* **Exercise brief**:
Write the data out again exactly, dropping any images it holds.
• • •
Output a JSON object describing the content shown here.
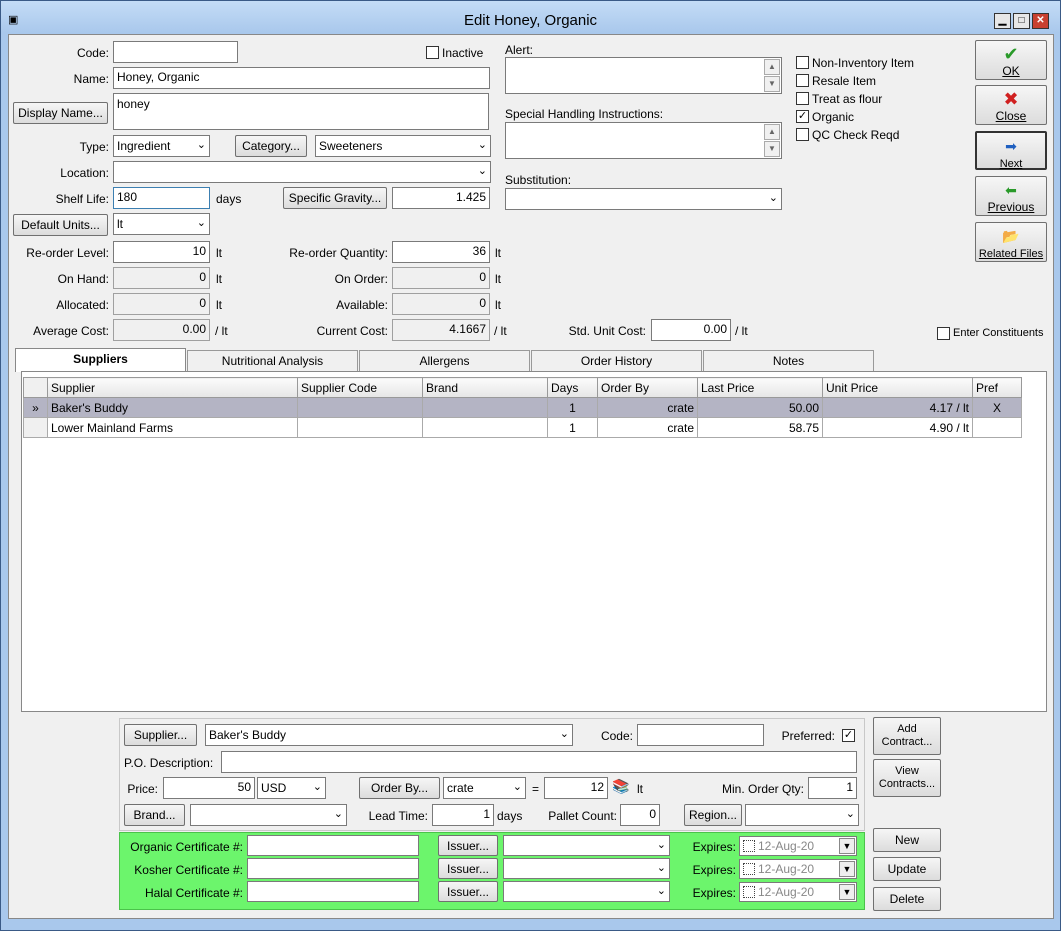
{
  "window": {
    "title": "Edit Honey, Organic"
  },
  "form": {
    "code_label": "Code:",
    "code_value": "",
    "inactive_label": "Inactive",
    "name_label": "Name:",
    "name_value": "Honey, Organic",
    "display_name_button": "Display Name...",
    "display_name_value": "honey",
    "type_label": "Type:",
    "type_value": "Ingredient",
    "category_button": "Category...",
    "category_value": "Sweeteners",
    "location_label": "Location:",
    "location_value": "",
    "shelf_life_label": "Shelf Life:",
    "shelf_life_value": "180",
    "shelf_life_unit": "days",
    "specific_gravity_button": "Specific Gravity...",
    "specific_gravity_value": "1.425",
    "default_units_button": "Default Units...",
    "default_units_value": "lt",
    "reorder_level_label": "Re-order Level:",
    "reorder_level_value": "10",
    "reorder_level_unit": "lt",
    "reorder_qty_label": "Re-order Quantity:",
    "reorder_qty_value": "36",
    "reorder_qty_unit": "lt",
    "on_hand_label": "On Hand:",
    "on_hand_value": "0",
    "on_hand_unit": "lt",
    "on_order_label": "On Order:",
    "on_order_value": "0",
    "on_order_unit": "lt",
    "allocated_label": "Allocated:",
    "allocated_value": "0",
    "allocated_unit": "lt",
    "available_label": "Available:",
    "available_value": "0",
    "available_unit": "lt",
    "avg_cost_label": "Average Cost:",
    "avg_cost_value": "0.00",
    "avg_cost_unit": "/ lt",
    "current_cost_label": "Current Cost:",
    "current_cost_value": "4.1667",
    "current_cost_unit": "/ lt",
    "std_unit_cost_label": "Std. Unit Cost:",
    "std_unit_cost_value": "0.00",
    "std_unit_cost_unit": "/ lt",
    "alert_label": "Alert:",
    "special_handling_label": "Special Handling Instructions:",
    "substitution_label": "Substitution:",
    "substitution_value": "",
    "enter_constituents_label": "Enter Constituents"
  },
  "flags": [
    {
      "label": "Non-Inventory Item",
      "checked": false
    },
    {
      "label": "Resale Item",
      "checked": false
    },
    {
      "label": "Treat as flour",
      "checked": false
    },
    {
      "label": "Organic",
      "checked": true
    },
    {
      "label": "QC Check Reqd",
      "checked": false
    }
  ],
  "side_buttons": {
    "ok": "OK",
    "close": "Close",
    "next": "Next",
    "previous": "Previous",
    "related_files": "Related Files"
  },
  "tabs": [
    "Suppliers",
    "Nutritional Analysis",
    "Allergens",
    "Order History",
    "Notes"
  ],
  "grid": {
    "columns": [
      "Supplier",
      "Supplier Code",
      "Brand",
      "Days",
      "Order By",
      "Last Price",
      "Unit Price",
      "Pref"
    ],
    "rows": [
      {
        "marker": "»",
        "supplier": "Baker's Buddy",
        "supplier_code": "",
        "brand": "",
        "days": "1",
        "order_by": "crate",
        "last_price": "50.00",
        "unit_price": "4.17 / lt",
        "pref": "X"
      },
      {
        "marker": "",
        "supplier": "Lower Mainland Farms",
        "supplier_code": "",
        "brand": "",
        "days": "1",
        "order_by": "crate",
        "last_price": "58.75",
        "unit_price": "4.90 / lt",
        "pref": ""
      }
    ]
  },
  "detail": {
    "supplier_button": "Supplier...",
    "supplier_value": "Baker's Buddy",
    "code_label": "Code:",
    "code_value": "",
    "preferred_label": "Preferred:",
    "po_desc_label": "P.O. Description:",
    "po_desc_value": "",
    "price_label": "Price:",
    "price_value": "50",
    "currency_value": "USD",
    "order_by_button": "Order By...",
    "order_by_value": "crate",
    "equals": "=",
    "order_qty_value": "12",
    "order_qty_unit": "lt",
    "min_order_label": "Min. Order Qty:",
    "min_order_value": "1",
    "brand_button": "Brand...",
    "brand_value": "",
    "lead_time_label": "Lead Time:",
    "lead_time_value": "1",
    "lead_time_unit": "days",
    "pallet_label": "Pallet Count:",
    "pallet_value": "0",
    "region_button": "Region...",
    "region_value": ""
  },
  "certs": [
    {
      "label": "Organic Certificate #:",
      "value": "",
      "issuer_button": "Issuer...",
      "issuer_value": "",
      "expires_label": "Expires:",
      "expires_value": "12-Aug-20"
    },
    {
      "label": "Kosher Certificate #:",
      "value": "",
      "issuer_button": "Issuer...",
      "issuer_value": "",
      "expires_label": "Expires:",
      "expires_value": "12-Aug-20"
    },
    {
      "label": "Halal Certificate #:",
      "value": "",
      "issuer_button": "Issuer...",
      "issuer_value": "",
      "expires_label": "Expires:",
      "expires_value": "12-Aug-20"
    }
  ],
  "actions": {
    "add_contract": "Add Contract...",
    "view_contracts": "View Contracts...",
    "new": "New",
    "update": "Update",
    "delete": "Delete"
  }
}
• • •
* **Written solution**:
Output a JSON object describing the content shown here.
{
  "window": {
    "title": "Edit Honey, Organic"
  },
  "form": {
    "code_label": "Code:",
    "code_value": "",
    "inactive_label": "Inactive",
    "name_label": "Name:",
    "name_value": "Honey, Organic",
    "display_name_button": "Display Name...",
    "display_name_value": "honey",
    "type_label": "Type:",
    "type_value": "Ingredient",
    "category_button": "Category...",
    "category_value": "Sweeteners",
    "location_label": "Location:",
    "location_value": "",
    "shelf_life_label": "Shelf Life:",
    "shelf_life_value": "180",
    "shelf_life_unit": "days",
    "specific_gravity_button": "Specific Gravity...",
    "specific_gravity_value": "1.425",
    "default_units_button": "Default Units...",
    "default_units_value": "lt",
    "reorder_level_label": "Re-order Level:",
    "reorder_level_value": "10",
    "reorder_level_unit": "lt",
    "reorder_qty_label": "Re-order Quantity:",
    "reorder_qty_value": "36",
    "reorder_qty_unit": "lt",
    "on_hand_label": "On Hand:",
    "on_hand_value": "0",
    "on_hand_unit": "lt",
    "on_order_label": "On Order:",
    "on_order_value": "0",
    "on_order_unit": "lt",
    "allocated_label": "Allocated:",
    "allocated_value": "0",
    "allocated_unit": "lt",
    "available_label": "Available:",
    "available_value": "0",
    "available_unit": "lt",
    "avg_cost_label": "Average Cost:",
    "avg_cost_value": "0.00",
    "avg_cost_unit": "/ lt",
    "current_cost_label": "Current Cost:",
    "current_cost_value": "4.1667",
    "current_cost_unit": "/ lt",
    "std_unit_cost_label": "Std. Unit Cost:",
    "std_unit_cost_value": "0.00",
    "std_unit_cost_unit": "/ lt",
    "alert_label": "Alert:",
    "special_handling_label": "Special Handling Instructions:",
    "substitution_label": "Substitution:",
    "substitution_value": "",
    "enter_constituents_label": "Enter Constituents"
  },
  "flags": [
    {
      "label": "Non-Inventory Item",
      "checked": false
    },
    {
      "label": "Resale Item",
      "checked": false
    },
    {
      "label": "Treat as flour",
      "checked": false
    },
    {
      "label": "Organic",
      "checked": true
    },
    {
      "label": "QC Check Reqd",
      "checked": false
    }
  ],
  "side_buttons": {
    "ok": "OK",
    "close": "Close",
    "next": "Next",
    "previous": "Previous",
    "related_files": "Related Files"
  },
  "tabs": [
    "Suppliers",
    "Nutritional Analysis",
    "Allergens",
    "Order History",
    "Notes"
  ],
  "grid": {
    "columns": [
      "Supplier",
      "Supplier Code",
      "Brand",
      "Days",
      "Order By",
      "Last Price",
      "Unit Price",
      "Pref"
    ],
    "rows": [
      {
        "marker": "»",
        "supplier": "Baker's Buddy",
        "supplier_code": "",
        "brand": "",
        "days": "1",
        "order_by": "crate",
        "last_price": "50.00",
        "unit_price": "4.17 / lt",
        "pref": "X"
      },
      {
        "marker": "",
        "supplier": "Lower Mainland Farms",
        "supplier_code": "",
        "brand": "",
        "days": "1",
        "order_by": "crate",
        "last_price": "58.75",
        "unit_price": "4.90 / lt",
        "pref": ""
      }
    ]
  },
  "detail": {
    "supplier_button": "Supplier...",
    "supplier_value": "Baker's Buddy",
    "code_label": "Code:",
    "code_value": "",
    "preferred_label": "Preferred:",
    "po_desc_label": "P.O. Description:",
    "po_desc_value": "",
    "price_label": "Price:",
    "price_value": "50",
    "currency_value": "USD",
    "order_by_button": "Order By...",
    "order_by_value": "crate",
    "equals": "=",
    "order_qty_value": "12",
    "order_qty_unit": "lt",
    "min_order_label": "Min. Order Qty:",
    "min_order_value": "1",
    "brand_button": "Brand...",
    "brand_value": "",
    "lead_time_label": "Lead Time:",
    "lead_time_value": "1",
    "lead_time_unit": "days",
    "pallet_label": "Pallet Count:",
    "pallet_value": "0",
    "region_button": "Region...",
    "region_value": ""
  },
  "certs": [
    {
      "label": "Organic Certificate #:",
      "value": "",
      "issuer_button": "Issuer...",
      "issuer_value": "",
      "expires_label": "Expires:",
      "expires_value": "12-Aug-20"
    },
    {
      "label": "Kosher Certificate #:",
      "value": "",
      "issuer_button": "Issuer...",
      "issuer_value": "",
      "expires_label": "Expires:",
      "expires_value": "12-Aug-20"
    },
    {
      "label": "Halal Certificate #:",
      "value": "",
      "issuer_button": "Issuer...",
      "issuer_value": "",
      "expires_label": "Expires:",
      "expires_value": "12-Aug-20"
    }
  ],
  "actions": {
    "add_contract": "Add Contract...",
    "view_contracts": "View Contracts...",
    "new": "New",
    "update": "Update",
    "delete": "Delete"
  }
}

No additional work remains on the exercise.